§ **REQUIREMENT**
Collect all lines containing the word "into" from the data.

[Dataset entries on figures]
= = =

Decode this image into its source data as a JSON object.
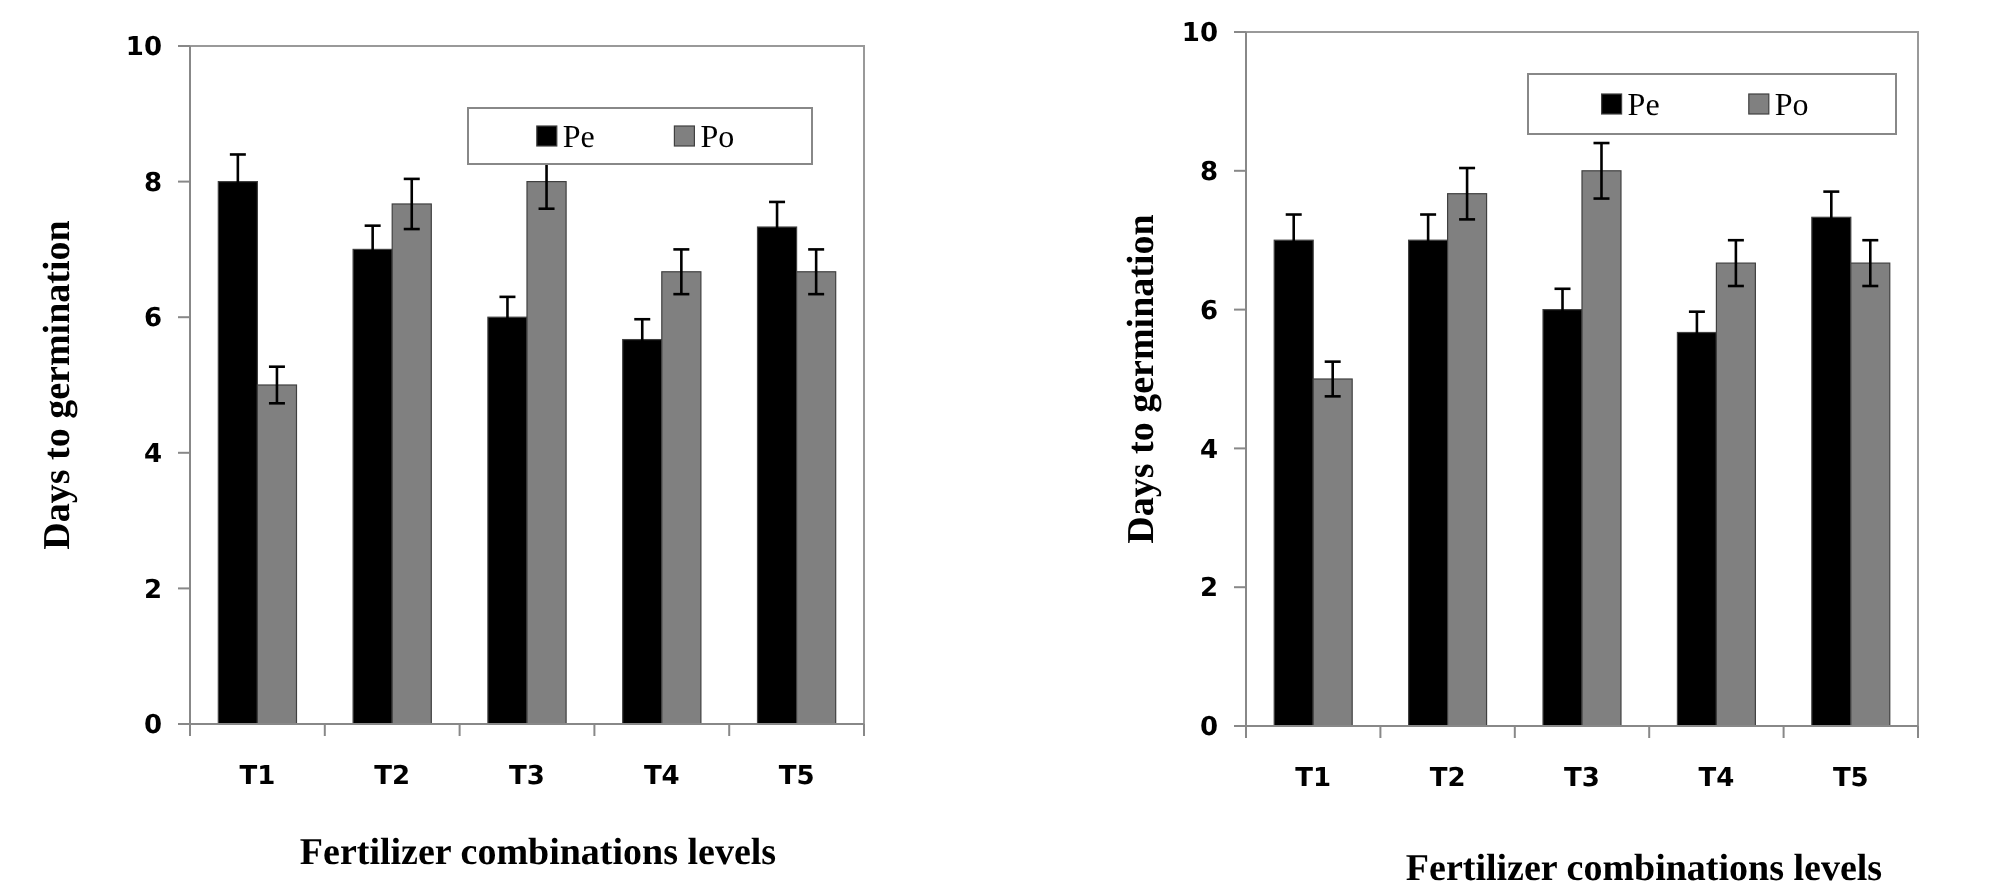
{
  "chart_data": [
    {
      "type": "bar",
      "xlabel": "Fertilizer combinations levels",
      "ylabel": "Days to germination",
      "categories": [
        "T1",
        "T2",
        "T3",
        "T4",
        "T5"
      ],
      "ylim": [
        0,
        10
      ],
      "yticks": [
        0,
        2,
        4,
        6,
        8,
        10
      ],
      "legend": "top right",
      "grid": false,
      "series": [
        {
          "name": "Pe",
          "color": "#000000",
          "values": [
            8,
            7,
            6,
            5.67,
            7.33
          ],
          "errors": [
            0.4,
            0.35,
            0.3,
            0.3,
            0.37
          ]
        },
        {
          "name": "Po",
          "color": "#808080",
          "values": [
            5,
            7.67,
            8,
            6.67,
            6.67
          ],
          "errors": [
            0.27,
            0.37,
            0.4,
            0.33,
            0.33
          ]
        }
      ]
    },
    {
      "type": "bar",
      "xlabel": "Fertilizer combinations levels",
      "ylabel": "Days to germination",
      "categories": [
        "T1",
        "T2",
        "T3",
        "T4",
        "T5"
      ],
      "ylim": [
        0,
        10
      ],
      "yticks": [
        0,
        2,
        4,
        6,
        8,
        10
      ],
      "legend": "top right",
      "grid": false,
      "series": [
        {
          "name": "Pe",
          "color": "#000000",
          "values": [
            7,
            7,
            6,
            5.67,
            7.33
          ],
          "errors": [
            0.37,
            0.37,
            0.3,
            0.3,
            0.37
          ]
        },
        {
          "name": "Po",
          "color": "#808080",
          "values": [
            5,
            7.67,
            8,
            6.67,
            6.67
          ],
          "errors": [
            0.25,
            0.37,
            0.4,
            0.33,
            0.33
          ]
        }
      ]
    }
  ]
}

= = =

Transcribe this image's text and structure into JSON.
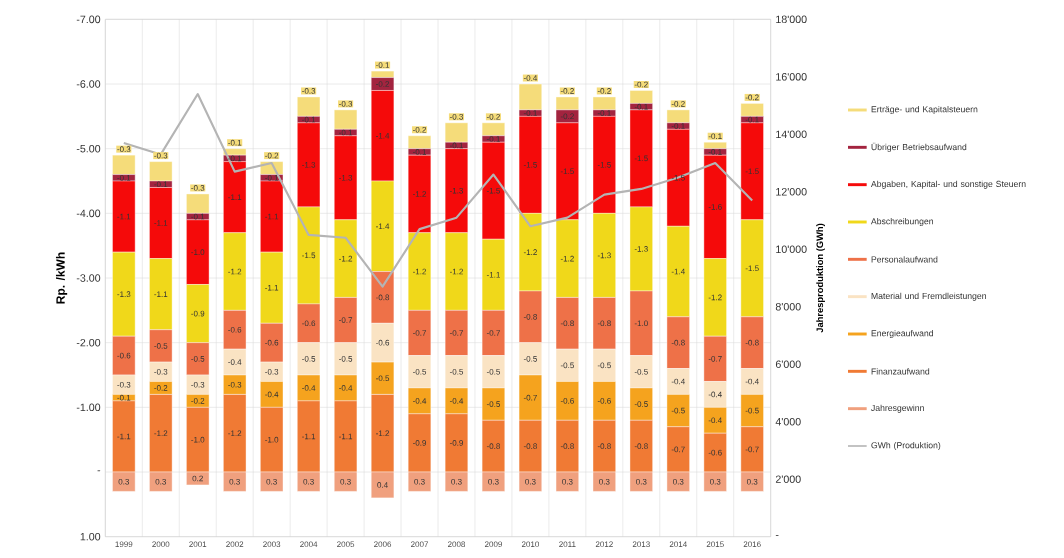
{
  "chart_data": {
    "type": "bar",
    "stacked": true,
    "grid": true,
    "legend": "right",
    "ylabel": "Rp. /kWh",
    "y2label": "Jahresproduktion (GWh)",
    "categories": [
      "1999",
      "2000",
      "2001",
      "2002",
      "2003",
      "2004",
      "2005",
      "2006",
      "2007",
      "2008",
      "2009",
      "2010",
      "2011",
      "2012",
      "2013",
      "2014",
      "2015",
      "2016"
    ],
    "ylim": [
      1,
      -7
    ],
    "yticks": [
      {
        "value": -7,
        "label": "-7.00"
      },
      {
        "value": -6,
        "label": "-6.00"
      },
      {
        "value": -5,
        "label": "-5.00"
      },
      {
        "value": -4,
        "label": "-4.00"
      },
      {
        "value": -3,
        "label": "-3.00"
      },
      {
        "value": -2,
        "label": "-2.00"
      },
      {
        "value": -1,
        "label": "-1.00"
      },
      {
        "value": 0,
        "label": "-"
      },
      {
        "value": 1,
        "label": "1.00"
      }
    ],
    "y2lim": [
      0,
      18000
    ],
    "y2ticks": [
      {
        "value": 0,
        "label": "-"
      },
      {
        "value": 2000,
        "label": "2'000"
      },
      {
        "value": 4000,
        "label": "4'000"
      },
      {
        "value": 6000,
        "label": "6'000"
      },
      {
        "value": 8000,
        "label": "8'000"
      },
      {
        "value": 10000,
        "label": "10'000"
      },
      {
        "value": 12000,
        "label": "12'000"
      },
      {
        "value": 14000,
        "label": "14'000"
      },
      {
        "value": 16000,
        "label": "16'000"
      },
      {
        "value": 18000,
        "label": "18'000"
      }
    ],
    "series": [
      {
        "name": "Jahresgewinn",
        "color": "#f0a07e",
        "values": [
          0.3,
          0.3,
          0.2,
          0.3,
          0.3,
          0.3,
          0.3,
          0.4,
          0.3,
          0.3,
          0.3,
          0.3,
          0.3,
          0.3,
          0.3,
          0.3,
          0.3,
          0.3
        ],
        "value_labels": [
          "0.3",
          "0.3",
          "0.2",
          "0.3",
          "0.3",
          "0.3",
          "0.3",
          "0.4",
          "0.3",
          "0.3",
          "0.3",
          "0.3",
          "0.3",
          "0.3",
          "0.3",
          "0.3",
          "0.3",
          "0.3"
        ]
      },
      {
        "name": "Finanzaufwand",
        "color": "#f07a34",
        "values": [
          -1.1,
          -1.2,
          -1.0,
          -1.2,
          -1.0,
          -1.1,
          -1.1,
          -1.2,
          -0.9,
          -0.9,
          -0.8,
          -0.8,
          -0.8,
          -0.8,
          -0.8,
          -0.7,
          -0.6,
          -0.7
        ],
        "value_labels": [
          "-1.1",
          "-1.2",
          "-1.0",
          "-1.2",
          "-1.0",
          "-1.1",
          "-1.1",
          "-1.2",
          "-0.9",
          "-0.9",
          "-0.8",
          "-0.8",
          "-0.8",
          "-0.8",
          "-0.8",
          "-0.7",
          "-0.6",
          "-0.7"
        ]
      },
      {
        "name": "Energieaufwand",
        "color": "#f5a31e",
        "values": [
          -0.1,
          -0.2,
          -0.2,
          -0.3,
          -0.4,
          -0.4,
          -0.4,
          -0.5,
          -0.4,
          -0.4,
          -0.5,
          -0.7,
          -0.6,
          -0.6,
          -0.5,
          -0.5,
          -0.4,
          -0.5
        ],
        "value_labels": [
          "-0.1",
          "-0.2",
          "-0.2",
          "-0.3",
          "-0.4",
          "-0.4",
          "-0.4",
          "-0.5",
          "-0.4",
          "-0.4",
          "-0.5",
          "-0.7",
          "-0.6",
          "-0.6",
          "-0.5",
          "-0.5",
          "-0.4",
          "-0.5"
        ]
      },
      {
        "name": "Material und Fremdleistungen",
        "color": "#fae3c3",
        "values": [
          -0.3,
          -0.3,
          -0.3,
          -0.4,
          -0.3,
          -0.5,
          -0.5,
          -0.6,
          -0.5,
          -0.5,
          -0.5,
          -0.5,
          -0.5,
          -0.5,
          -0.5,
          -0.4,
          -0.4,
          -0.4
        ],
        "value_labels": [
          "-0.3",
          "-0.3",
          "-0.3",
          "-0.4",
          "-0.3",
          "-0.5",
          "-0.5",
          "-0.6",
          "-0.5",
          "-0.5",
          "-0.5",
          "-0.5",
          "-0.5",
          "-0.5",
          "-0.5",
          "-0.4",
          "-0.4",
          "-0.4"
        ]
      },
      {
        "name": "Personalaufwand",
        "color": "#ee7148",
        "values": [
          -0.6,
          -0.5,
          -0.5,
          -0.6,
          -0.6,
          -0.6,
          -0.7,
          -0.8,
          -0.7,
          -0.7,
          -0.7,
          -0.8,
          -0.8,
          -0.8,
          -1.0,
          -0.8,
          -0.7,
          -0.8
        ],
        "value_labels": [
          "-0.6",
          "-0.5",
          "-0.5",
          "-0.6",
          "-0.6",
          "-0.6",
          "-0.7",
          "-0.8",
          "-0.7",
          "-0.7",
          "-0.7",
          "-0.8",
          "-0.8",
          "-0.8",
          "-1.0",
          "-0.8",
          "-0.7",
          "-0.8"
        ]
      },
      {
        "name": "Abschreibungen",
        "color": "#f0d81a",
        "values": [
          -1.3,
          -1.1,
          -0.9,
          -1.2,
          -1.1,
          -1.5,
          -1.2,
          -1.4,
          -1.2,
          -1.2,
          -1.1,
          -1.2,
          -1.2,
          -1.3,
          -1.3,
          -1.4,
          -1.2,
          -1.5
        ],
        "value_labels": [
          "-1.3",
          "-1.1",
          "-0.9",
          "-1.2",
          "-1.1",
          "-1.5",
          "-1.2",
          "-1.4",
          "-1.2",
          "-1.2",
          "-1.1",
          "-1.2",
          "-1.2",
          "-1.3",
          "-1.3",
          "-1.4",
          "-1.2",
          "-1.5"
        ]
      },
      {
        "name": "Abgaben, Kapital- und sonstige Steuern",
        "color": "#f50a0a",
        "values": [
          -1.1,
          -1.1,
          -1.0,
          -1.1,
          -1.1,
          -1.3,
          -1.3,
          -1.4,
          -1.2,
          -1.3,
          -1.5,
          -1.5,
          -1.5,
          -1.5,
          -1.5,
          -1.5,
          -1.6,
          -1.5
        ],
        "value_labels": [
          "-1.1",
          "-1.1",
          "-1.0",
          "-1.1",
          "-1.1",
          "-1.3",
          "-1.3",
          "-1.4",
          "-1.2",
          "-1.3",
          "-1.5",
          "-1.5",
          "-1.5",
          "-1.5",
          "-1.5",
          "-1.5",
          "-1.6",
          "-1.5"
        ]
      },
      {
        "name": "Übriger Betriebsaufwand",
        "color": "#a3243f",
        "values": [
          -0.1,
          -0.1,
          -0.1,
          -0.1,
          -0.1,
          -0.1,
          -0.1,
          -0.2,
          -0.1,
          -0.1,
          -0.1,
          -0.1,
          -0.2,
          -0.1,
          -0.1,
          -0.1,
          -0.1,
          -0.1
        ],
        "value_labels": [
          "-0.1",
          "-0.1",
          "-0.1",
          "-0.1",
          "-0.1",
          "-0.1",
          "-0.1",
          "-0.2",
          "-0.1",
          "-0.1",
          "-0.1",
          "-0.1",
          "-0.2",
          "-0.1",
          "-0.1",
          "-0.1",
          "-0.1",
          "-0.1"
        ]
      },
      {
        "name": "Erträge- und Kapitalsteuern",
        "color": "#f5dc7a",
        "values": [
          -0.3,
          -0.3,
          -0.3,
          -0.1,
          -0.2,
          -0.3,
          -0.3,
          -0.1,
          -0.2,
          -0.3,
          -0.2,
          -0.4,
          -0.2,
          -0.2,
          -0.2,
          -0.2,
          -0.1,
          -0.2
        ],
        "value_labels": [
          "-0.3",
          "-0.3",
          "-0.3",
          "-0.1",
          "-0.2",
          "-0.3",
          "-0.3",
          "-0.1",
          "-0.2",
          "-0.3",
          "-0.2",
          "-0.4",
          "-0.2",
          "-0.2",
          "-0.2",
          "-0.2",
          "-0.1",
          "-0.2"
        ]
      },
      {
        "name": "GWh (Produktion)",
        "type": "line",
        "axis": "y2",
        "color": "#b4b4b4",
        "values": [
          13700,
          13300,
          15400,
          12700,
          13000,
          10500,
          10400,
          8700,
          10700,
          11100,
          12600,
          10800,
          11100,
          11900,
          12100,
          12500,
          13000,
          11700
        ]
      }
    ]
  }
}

= = =

§ **SOLUTION**
Decode this image into its source data as a JSON object.
Transcribe this image's text and structure into JSON.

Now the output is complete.